Terremoto 8.8 in Cile, rischio Tsunami nel Pacifico

Alle 3.34 del mattino (le h.7.30 in Italia) una scossa di terremoto 8,8 della scala Richter è stata registrata in Cile, seguita da una seconda di 6,2 gradi e da una di 5,9. La scossa è stata registrata a circa 300km a sud della capitale, a 59km sotto il livello del mare.

A Santiago le strade sono distrutte, numerosi edifici sono crollati, la capitale è senza corrente elettrica , né telefono. L'Aeroporto di Santiago del Cile è chiuso, l'Università di Concepcion è in fiamme, mentre nel carcere di Talca è in corso un ammutinamento. Per ora sarebbero un centinaio i morti, ma il numero è destinato a salire.

=====

** SERIE DI ESERCIZI **
- a) Riporta dal brano sul terremoto in Cile il tratto che va da "A Santiago le" fino a "destinato a salire.", parola per parola.
- b) Rispondi a queste domande sul brano sul terremoto in Cile:
(i) A che ora del mattino, ora locale, è stata registrata la scossa?
(ii) A quanti chilometri a sud della capitale è stata registrata la scossa?
(iii) In quale carcere è in corso un ammutinamento?
Il materiale non ha alcun rapporto con il brano sul terremoto in Cile.

=====

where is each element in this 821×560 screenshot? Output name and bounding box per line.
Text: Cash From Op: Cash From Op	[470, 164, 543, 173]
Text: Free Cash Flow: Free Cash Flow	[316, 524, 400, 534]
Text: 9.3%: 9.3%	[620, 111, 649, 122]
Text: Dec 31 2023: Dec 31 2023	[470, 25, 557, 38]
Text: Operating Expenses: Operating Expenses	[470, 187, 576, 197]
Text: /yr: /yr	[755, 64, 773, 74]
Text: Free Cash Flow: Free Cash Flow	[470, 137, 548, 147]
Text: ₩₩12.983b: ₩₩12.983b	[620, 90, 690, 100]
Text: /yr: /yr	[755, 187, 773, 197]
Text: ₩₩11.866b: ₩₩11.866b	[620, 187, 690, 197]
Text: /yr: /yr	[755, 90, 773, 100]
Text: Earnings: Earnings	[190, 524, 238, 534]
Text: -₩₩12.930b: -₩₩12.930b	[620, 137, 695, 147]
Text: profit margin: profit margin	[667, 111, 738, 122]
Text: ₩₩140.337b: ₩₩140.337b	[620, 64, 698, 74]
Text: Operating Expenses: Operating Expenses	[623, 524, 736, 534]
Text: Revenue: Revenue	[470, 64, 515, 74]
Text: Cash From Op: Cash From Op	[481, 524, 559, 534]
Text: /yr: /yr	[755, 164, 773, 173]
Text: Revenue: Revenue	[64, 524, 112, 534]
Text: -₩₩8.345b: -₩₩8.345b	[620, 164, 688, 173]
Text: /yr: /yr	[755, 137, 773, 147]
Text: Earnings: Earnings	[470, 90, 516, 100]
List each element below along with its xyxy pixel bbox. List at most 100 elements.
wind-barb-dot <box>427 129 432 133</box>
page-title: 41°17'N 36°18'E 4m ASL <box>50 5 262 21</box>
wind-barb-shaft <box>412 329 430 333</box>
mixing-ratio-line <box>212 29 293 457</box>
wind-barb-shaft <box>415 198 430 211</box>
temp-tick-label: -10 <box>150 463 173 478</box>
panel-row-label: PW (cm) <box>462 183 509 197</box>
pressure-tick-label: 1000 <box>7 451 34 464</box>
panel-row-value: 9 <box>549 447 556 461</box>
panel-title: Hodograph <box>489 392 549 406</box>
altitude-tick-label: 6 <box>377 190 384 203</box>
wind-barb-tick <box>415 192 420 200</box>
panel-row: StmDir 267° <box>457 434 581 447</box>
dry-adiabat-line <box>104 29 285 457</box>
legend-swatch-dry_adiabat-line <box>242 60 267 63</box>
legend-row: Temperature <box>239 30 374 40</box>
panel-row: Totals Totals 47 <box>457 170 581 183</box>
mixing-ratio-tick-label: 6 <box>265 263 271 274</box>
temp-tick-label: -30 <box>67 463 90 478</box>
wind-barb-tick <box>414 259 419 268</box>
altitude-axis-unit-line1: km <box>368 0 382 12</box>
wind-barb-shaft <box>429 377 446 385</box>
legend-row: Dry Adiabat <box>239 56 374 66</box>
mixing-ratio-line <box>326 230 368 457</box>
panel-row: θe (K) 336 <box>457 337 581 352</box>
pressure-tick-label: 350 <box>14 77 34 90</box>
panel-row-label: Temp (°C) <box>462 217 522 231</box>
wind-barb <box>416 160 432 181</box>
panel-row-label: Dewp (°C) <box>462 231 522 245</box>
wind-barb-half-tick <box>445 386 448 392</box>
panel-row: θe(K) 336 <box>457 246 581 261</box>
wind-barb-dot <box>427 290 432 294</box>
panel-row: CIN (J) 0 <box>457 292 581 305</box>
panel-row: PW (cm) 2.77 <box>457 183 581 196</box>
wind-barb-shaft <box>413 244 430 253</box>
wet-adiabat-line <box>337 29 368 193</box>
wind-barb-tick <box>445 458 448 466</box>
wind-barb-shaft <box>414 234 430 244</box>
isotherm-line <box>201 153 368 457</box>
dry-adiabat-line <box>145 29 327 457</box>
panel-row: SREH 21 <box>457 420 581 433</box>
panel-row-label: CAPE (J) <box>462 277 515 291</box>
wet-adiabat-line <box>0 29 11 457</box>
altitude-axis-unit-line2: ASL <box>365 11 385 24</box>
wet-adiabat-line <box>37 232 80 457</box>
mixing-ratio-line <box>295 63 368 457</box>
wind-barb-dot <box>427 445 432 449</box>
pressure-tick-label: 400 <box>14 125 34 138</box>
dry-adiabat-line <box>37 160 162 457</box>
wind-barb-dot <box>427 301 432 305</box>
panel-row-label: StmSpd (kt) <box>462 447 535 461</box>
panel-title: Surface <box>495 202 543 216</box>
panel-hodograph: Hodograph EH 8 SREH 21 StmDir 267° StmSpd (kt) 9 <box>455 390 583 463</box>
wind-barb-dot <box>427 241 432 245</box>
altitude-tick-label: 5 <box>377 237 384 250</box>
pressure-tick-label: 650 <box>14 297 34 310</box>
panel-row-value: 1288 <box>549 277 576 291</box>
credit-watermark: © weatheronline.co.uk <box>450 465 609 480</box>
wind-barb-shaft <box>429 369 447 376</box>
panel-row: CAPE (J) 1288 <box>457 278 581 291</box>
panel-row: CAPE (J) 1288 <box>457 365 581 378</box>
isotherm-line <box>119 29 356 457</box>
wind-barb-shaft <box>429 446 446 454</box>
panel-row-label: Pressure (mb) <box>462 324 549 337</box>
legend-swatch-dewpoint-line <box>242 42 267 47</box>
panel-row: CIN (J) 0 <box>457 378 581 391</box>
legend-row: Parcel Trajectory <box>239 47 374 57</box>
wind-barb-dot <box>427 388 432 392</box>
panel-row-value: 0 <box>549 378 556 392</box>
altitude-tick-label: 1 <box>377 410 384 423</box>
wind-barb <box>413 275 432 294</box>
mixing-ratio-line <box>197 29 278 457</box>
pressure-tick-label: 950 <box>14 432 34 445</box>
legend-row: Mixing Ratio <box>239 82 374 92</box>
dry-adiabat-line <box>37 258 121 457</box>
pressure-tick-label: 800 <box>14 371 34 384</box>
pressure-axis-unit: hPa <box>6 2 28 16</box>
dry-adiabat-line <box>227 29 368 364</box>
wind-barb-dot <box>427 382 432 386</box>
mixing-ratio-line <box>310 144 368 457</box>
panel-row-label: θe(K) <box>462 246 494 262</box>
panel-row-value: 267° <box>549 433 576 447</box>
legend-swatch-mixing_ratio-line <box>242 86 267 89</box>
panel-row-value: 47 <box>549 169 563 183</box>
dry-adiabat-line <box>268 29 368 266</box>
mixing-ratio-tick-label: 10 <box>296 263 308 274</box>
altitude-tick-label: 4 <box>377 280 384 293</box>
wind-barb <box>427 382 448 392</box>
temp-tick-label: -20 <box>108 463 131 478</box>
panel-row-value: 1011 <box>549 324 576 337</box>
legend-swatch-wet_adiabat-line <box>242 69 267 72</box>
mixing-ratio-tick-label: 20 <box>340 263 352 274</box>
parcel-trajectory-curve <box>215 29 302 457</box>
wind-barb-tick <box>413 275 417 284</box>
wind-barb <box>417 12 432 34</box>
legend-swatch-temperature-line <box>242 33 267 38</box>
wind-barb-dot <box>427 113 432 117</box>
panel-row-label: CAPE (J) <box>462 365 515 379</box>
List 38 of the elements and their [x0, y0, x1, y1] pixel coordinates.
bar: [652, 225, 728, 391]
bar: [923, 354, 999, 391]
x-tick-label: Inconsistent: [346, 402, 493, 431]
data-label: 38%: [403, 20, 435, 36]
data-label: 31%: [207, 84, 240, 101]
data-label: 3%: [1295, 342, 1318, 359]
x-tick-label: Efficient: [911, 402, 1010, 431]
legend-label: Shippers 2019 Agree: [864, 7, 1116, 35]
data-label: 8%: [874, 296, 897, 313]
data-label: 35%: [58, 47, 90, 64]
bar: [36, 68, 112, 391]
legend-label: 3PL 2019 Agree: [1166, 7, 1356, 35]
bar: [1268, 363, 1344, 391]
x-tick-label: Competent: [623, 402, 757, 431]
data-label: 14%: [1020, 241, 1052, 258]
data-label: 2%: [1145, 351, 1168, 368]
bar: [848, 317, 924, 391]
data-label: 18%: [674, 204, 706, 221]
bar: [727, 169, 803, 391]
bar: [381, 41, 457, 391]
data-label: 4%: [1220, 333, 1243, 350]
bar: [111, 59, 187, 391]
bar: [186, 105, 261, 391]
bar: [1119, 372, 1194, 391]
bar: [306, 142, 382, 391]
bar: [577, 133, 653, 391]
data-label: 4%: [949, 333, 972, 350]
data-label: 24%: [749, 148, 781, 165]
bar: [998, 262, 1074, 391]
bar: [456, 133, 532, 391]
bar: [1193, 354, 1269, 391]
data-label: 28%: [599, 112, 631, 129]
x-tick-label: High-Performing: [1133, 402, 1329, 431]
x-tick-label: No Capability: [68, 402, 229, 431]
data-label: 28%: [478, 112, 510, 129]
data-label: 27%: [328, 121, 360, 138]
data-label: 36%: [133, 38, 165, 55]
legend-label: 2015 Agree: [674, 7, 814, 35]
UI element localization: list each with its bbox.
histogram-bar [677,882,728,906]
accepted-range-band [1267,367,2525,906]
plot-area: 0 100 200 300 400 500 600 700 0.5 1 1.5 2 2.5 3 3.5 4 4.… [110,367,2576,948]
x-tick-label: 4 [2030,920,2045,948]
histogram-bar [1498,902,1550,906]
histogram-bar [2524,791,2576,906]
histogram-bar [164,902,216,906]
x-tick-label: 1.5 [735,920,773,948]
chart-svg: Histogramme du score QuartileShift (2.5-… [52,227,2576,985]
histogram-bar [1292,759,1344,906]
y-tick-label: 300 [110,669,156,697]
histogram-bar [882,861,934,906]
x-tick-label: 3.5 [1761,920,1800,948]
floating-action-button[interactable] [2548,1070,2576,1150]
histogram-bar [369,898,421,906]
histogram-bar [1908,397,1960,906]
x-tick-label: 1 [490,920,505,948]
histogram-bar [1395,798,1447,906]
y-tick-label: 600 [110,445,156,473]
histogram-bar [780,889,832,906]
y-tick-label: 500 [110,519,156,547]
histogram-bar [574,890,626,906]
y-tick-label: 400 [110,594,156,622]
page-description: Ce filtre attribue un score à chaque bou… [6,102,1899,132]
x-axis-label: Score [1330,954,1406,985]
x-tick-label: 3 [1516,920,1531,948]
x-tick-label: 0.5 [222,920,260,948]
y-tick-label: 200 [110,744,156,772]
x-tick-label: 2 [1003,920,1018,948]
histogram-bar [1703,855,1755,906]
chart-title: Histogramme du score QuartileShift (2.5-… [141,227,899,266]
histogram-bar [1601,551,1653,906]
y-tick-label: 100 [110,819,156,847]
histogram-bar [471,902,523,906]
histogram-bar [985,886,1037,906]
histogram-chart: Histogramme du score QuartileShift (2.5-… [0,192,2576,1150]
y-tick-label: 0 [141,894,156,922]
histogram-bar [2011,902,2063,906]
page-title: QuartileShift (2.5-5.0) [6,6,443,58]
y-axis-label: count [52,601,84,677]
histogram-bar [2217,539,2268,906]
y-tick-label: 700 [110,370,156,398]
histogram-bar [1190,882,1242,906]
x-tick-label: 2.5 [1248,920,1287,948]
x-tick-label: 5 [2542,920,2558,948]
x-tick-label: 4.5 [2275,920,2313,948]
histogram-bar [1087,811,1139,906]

=====

** SOLUZIONI DEGLI ESERCIZI **
- a)
A Santiago le strade sono distrutte, numerosi edifici sono crollati, la capitale è senza corrente elettrica , né telefono. L'Aeroporto di Santiago del Cile è chiuso, l'Università di Concepcion è in fiamme, mentre nel carcere di Talca è in corso un ammutinamento. Per ora sarebbero un centinaio i morti, ma il numero è destinato a salire.

- b)
(i) Alle 3.34.
(ii) A circa 300 km.
(iii) Nel carcere di Talca.